Where a line holds the string "tagline", return that line.

**Data section**:
══════════════════════════════

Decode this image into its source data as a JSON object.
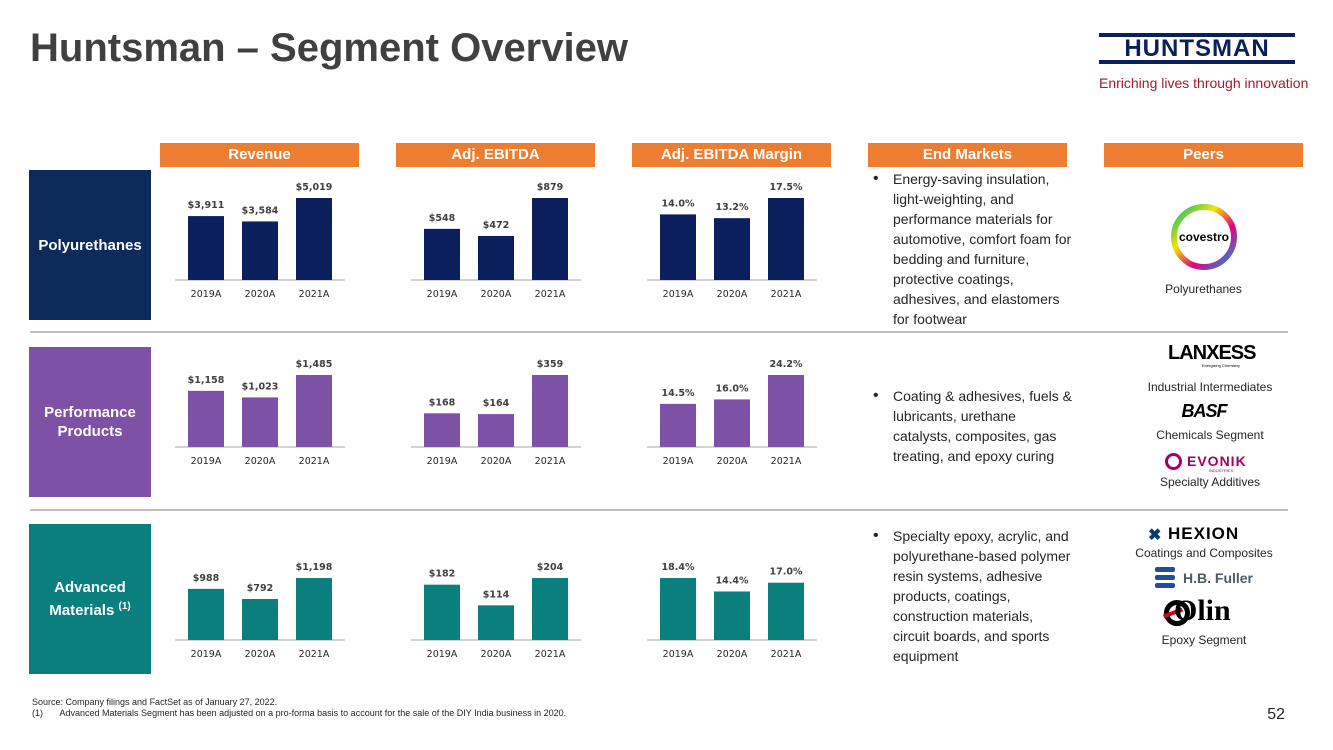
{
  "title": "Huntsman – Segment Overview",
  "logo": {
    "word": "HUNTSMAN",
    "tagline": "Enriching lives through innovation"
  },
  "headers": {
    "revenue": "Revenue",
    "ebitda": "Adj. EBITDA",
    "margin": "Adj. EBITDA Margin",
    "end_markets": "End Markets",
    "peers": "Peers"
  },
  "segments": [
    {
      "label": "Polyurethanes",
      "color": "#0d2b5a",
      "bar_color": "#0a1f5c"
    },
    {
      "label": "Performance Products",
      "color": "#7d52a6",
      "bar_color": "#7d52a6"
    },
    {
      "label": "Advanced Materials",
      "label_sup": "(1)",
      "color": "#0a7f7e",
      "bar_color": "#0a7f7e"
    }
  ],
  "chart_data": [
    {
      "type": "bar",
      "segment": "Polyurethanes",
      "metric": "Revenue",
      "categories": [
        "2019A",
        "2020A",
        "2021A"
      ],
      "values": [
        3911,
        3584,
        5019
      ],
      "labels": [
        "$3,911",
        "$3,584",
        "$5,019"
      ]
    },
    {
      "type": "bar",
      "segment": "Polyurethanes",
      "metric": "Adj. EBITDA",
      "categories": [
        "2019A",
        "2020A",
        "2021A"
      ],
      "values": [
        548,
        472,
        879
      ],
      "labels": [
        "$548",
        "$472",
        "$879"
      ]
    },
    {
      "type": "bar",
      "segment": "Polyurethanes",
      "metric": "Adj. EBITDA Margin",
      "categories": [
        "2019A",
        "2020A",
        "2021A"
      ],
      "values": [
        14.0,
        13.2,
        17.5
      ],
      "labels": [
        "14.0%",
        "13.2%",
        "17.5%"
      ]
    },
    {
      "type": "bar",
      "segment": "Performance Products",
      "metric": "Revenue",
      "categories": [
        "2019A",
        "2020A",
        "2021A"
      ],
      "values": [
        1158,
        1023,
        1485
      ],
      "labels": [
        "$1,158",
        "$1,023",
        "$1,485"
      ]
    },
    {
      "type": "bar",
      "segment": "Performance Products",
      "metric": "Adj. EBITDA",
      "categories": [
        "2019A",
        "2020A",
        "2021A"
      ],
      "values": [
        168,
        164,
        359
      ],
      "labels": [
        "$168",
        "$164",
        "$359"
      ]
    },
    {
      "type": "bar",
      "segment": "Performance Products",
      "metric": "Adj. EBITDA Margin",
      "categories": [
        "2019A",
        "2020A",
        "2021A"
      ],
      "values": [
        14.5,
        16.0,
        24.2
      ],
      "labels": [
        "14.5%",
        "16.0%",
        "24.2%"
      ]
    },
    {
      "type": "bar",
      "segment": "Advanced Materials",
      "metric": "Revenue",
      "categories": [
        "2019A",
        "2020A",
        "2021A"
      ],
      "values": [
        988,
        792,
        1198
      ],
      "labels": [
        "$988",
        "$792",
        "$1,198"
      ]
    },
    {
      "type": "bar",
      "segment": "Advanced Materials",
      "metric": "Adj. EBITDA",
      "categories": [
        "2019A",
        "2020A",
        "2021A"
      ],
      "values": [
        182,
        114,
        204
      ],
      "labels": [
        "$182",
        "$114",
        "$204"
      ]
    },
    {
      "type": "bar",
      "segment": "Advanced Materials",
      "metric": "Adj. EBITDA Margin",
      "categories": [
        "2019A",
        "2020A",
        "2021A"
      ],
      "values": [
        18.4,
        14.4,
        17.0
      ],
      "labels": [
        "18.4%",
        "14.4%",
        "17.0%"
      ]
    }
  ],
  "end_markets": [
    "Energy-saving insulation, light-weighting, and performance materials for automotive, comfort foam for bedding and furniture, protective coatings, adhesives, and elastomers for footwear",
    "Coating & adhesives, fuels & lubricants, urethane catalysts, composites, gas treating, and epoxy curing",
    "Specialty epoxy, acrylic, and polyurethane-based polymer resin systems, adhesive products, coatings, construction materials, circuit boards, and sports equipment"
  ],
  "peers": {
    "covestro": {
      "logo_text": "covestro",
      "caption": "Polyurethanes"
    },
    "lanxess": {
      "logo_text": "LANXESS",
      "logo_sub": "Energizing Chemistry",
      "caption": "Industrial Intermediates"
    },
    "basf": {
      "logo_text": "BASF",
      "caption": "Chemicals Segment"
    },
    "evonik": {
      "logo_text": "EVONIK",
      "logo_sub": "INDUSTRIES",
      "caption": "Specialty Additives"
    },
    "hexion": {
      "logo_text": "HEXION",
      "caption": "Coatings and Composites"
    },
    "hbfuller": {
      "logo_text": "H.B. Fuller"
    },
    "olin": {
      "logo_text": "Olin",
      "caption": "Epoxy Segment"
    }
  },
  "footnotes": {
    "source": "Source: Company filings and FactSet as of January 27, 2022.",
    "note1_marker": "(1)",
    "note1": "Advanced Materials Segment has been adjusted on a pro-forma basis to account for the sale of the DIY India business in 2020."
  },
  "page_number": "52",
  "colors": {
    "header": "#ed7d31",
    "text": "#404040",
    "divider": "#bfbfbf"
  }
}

══════════════════════════════

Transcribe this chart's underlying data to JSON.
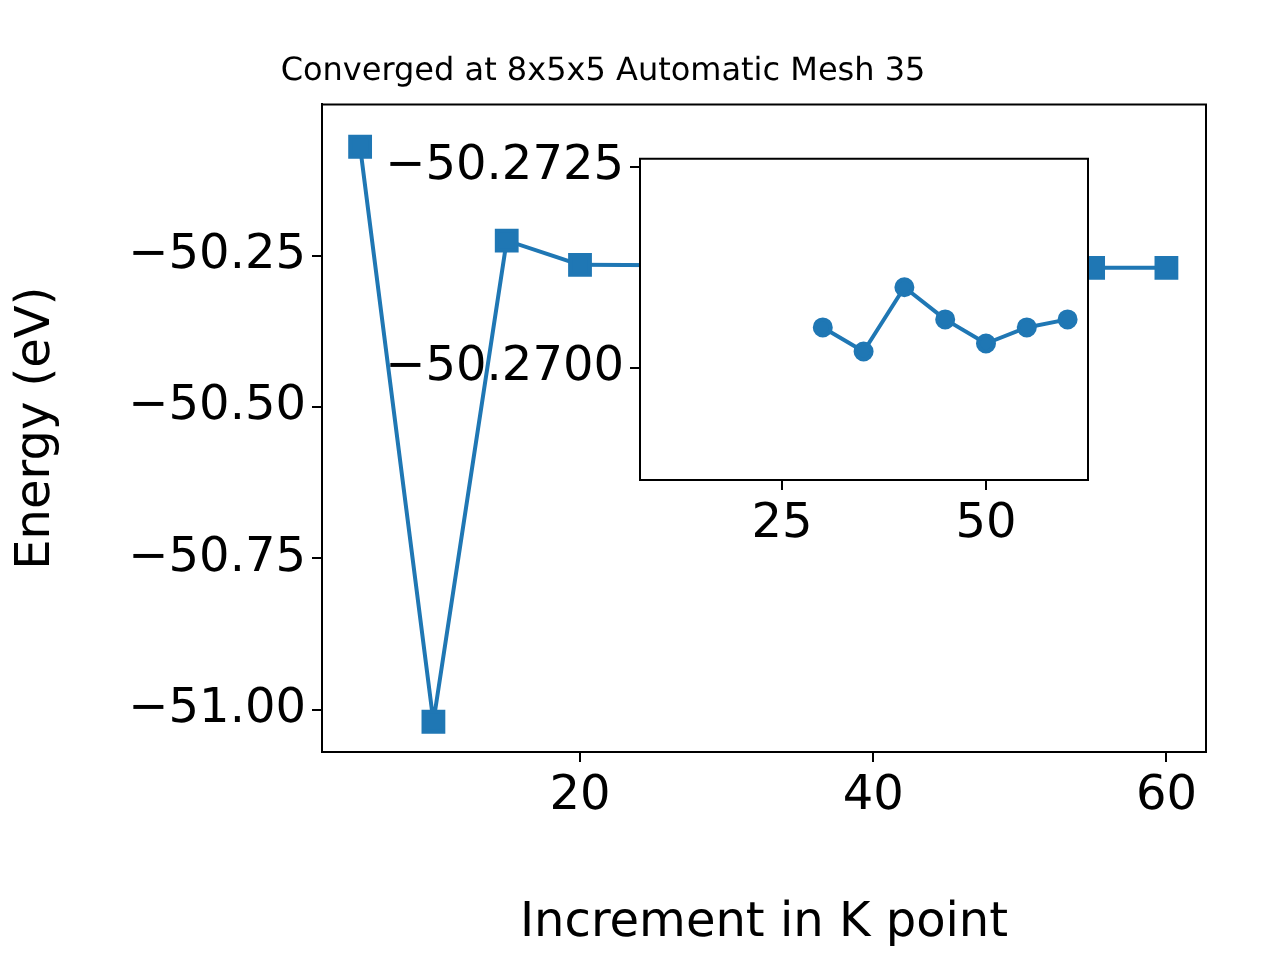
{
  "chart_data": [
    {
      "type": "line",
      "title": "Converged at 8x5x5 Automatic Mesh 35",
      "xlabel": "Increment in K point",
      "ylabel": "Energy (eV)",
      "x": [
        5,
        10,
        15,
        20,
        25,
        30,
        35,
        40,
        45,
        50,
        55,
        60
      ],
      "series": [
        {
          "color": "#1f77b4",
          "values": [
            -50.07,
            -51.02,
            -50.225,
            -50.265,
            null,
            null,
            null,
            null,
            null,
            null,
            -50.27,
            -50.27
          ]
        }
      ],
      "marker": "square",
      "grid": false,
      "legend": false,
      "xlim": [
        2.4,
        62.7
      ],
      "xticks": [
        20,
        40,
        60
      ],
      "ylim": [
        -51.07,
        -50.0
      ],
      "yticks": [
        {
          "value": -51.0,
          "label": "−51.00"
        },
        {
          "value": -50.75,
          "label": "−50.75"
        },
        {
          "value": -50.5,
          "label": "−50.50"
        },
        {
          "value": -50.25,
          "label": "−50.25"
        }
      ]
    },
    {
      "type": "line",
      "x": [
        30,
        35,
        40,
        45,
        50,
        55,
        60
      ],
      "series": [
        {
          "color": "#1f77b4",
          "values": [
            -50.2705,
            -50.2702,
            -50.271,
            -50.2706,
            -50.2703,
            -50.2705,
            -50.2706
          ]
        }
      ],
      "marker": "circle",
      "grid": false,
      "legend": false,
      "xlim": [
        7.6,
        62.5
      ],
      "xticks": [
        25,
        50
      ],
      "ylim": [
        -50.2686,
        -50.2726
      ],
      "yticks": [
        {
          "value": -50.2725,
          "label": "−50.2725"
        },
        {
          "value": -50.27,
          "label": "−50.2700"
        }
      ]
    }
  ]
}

══════════════════════════════

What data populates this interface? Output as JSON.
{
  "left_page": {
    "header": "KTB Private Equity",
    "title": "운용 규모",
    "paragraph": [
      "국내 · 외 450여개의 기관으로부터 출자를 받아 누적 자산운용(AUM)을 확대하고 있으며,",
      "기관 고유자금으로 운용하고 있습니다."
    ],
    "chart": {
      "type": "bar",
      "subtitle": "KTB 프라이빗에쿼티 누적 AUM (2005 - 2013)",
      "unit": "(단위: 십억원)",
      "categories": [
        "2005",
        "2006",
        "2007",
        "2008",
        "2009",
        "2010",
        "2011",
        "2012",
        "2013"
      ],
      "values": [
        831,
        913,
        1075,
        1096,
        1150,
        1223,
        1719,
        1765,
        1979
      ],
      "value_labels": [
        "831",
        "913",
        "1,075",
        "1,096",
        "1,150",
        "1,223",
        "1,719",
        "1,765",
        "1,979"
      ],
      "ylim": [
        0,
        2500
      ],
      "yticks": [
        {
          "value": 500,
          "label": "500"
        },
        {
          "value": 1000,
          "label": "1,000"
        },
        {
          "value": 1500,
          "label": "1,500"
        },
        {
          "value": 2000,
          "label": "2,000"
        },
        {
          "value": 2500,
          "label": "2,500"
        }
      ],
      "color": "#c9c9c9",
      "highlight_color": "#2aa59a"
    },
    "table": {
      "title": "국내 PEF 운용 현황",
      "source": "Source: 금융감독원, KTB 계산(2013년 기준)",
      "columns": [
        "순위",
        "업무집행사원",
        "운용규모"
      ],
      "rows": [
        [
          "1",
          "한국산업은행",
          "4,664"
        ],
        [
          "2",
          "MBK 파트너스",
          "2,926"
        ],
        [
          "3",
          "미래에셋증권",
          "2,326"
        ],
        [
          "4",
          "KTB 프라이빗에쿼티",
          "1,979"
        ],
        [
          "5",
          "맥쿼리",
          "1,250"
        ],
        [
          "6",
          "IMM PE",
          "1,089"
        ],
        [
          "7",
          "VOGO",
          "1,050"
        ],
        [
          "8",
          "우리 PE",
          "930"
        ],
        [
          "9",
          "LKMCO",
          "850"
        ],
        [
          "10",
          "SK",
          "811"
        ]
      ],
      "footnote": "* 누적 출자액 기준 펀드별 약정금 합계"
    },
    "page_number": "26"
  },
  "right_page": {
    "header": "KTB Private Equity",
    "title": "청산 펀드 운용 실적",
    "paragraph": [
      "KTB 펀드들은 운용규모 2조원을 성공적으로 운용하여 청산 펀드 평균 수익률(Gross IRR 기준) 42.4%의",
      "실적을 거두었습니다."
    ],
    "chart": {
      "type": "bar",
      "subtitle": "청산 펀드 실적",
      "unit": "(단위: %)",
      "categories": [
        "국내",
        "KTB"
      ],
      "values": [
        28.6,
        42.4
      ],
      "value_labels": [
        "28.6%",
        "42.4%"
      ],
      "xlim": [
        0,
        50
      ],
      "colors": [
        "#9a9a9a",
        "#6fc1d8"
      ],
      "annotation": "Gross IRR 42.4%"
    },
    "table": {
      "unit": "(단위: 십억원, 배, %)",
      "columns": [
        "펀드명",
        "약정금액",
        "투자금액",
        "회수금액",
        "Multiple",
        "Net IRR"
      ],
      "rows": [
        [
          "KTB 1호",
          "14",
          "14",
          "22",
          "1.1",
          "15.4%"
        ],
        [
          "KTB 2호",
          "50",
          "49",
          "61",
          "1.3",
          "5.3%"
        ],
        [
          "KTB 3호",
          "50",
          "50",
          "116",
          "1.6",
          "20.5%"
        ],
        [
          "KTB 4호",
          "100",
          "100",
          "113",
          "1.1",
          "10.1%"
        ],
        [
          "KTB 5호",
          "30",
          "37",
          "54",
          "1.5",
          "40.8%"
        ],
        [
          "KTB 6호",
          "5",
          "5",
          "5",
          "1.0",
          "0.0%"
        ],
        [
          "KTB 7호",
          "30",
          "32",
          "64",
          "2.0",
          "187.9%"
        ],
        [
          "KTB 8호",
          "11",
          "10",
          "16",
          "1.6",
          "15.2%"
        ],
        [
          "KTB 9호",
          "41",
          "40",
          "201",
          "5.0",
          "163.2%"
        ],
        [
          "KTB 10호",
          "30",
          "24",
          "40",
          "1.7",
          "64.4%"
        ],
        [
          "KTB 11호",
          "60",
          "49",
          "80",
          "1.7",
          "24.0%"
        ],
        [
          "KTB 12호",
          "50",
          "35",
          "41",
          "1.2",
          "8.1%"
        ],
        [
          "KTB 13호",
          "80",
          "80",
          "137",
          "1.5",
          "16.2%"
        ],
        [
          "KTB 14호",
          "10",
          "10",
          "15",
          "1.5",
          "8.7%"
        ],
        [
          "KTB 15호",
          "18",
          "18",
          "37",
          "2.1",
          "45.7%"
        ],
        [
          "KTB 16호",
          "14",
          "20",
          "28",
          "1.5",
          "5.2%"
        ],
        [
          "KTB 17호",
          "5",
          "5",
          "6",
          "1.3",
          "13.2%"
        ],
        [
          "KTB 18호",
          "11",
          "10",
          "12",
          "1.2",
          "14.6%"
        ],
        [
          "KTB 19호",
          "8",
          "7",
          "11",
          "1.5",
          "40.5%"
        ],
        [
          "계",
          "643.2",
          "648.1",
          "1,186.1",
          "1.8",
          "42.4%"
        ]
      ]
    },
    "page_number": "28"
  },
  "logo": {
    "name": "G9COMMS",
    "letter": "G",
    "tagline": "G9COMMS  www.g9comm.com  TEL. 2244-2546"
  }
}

══════════════════════════════

**Reply**:
    "tagline": "Enriching lives through innovation"
    "tagline": "G9COMMS  www.g9comm.com  TEL. 2244-2546"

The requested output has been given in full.